▶ [Exercise requirements]
Search the material for the word "icon" and copy each line that holds it.

------------------------------------------------

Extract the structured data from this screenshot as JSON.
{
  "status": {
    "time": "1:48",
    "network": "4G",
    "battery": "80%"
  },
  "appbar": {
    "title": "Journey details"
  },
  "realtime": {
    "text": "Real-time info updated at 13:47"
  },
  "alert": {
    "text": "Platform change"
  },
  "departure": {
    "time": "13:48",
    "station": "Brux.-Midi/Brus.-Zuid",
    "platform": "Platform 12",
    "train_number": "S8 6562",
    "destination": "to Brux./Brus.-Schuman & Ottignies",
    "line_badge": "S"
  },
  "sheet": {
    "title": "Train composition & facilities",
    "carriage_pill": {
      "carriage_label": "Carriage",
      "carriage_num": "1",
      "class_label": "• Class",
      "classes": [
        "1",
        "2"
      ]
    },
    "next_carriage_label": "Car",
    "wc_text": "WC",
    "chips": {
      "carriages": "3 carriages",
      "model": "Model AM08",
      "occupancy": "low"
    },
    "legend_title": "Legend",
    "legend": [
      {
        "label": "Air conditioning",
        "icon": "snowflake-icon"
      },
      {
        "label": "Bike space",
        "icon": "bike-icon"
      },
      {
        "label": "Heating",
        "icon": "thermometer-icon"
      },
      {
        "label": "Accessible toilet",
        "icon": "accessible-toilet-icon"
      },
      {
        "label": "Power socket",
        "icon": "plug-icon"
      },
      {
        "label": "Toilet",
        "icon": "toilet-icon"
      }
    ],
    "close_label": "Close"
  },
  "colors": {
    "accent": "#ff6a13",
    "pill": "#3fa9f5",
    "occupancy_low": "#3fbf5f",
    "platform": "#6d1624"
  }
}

------------------------------------------------

▶ [Answer to this task]
        "icon": "snowflake-icon"
        "icon": "bike-icon"
        "icon": "thermometer-icon"
        "icon": "accessible-toilet-icon"
        "icon": "plug-icon"
        "icon": "toilet-icon"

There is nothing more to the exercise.